Reproduce the listing below exactly. Pictures do not belong in the copy.

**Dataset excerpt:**
········

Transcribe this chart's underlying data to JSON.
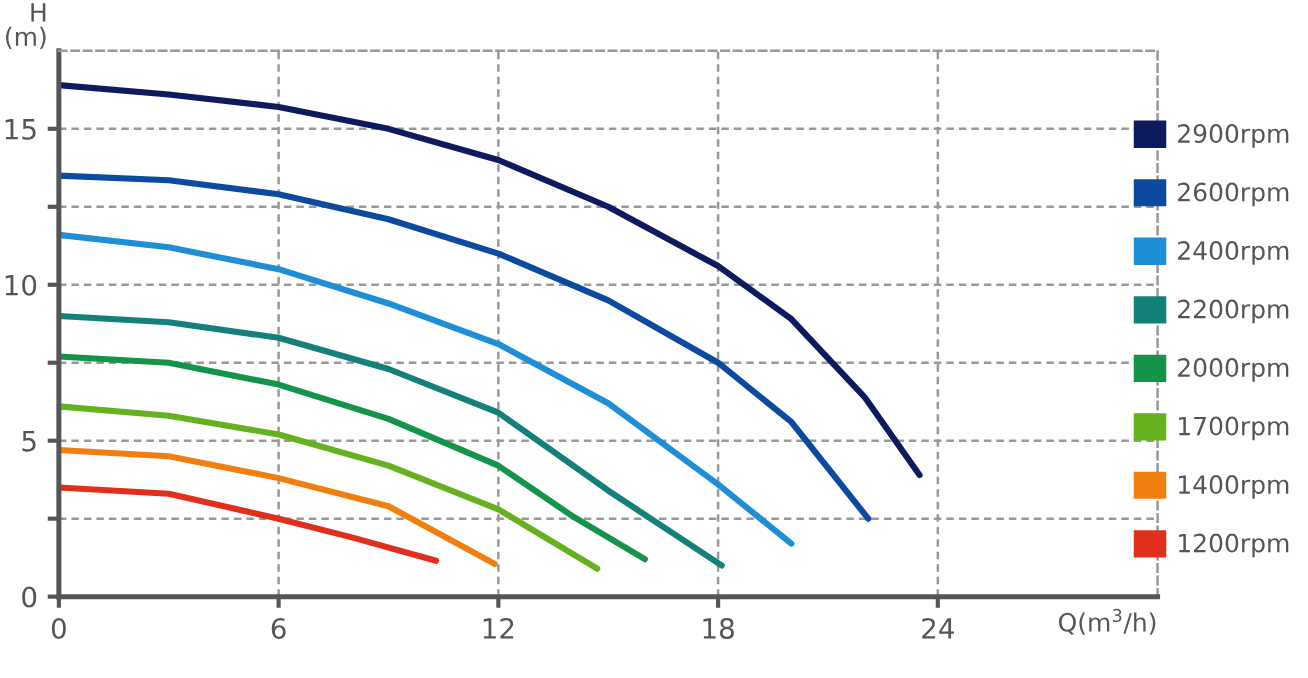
{
  "chart_data": {
    "type": "line",
    "xlabel": "Q(m$^{3}$/h)",
    "ylabel": "H\n(m)",
    "xlim": [
      0,
      30
    ],
    "ylim": [
      0,
      17.5
    ],
    "xticks": [
      0,
      6,
      12,
      18,
      24
    ],
    "yticks": [
      0,
      {
        "value": 2.5,
        "label": null
      },
      5,
      {
        "value": 7.5,
        "label": null
      },
      10,
      {
        "value": 12.5,
        "label": null
      },
      15
    ],
    "grid": true,
    "legend": "right",
    "marker": "none",
    "line_style": "solid",
    "series": [
      {
        "name": "2900rpm",
        "color": "#0d1b5e",
        "x": [
          0,
          3,
          6,
          9,
          12,
          15,
          18,
          20,
          22,
          23.5
        ],
        "values": [
          16.4,
          16.1,
          15.7,
          15.0,
          14.0,
          12.5,
          10.6,
          8.9,
          6.4,
          3.9
        ]
      },
      {
        "name": "2600rpm",
        "color": "#0b4a9e",
        "x": [
          0,
          3,
          6,
          9,
          12,
          15,
          18,
          20,
          22.1
        ],
        "values": [
          13.5,
          13.35,
          12.9,
          12.1,
          11.0,
          9.5,
          7.5,
          5.6,
          2.5
        ]
      },
      {
        "name": "2400rpm",
        "color": "#1e8fd6",
        "x": [
          0,
          3,
          6,
          9,
          12,
          15,
          18,
          20
        ],
        "values": [
          11.6,
          11.2,
          10.5,
          9.4,
          8.1,
          6.2,
          3.6,
          1.7
        ]
      },
      {
        "name": "2200rpm",
        "color": "#138079",
        "x": [
          0,
          3,
          6,
          9,
          12,
          15,
          18.1
        ],
        "values": [
          9.0,
          8.8,
          8.3,
          7.3,
          5.9,
          3.4,
          1.0
        ]
      },
      {
        "name": "2000rpm",
        "color": "#14944a",
        "x": [
          0,
          3,
          6,
          9,
          12,
          14,
          16
        ],
        "values": [
          7.7,
          7.5,
          6.8,
          5.7,
          4.2,
          2.6,
          1.2
        ]
      },
      {
        "name": "1700rpm",
        "color": "#66b21e",
        "x": [
          0,
          3,
          6,
          9,
          12,
          14.7
        ],
        "values": [
          6.1,
          5.8,
          5.2,
          4.2,
          2.8,
          0.9
        ]
      },
      {
        "name": "1400rpm",
        "color": "#f07f0f",
        "x": [
          0,
          3,
          6,
          9,
          11.9
        ],
        "values": [
          4.7,
          4.5,
          3.8,
          2.9,
          1.05
        ]
      },
      {
        "name": "1200rpm",
        "color": "#e0301c",
        "x": [
          0,
          3,
          6,
          8,
          10.3
        ],
        "values": [
          3.5,
          3.3,
          2.5,
          1.9,
          1.15
        ]
      }
    ]
  }
}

········

**WRITTEN ANSWER:**
Transcribe this chart's underlying data to JSON.
{
  "chart_data": {
    "type": "line",
    "xlabel": "Q(m$^{3}$/h)",
    "ylabel": "H\n(m)",
    "xlim": [
      0,
      30
    ],
    "ylim": [
      0,
      17.5
    ],
    "xticks": [
      0,
      6,
      12,
      18,
      24
    ],
    "yticks": [
      0,
      {
        "value": 2.5,
        "label": null
      },
      5,
      {
        "value": 7.5,
        "label": null
      },
      10,
      {
        "value": 12.5,
        "label": null
      },
      15
    ],
    "grid": true,
    "legend": "right",
    "marker": "none",
    "line_style": "solid",
    "series": [
      {
        "name": "2900rpm",
        "color": "#0d1b5e",
        "x": [
          0,
          3,
          6,
          9,
          12,
          15,
          18,
          20,
          22,
          23.5
        ],
        "values": [
          16.4,
          16.1,
          15.7,
          15.0,
          14.0,
          12.5,
          10.6,
          8.9,
          6.4,
          3.9
        ]
      },
      {
        "name": "2600rpm",
        "color": "#0b4a9e",
        "x": [
          0,
          3,
          6,
          9,
          12,
          15,
          18,
          20,
          22.1
        ],
        "values": [
          13.5,
          13.35,
          12.9,
          12.1,
          11.0,
          9.5,
          7.5,
          5.6,
          2.5
        ]
      },
      {
        "name": "2400rpm",
        "color": "#1e8fd6",
        "x": [
          0,
          3,
          6,
          9,
          12,
          15,
          18,
          20
        ],
        "values": [
          11.6,
          11.2,
          10.5,
          9.4,
          8.1,
          6.2,
          3.6,
          1.7
        ]
      },
      {
        "name": "2200rpm",
        "color": "#138079",
        "x": [
          0,
          3,
          6,
          9,
          12,
          15,
          18.1
        ],
        "values": [
          9.0,
          8.8,
          8.3,
          7.3,
          5.9,
          3.4,
          1.0
        ]
      },
      {
        "name": "2000rpm",
        "color": "#14944a",
        "x": [
          0,
          3,
          6,
          9,
          12,
          14,
          16
        ],
        "values": [
          7.7,
          7.5,
          6.8,
          5.7,
          4.2,
          2.6,
          1.2
        ]
      },
      {
        "name": "1700rpm",
        "color": "#66b21e",
        "x": [
          0,
          3,
          6,
          9,
          12,
          14.7
        ],
        "values": [
          6.1,
          5.8,
          5.2,
          4.2,
          2.8,
          0.9
        ]
      },
      {
        "name": "1400rpm",
        "color": "#f07f0f",
        "x": [
          0,
          3,
          6,
          9,
          11.9
        ],
        "values": [
          4.7,
          4.5,
          3.8,
          2.9,
          1.05
        ]
      },
      {
        "name": "1200rpm",
        "color": "#e0301c",
        "x": [
          0,
          3,
          6,
          8,
          10.3
        ],
        "values": [
          3.5,
          3.3,
          2.5,
          1.9,
          1.15
        ]
      }
    ]
  }
}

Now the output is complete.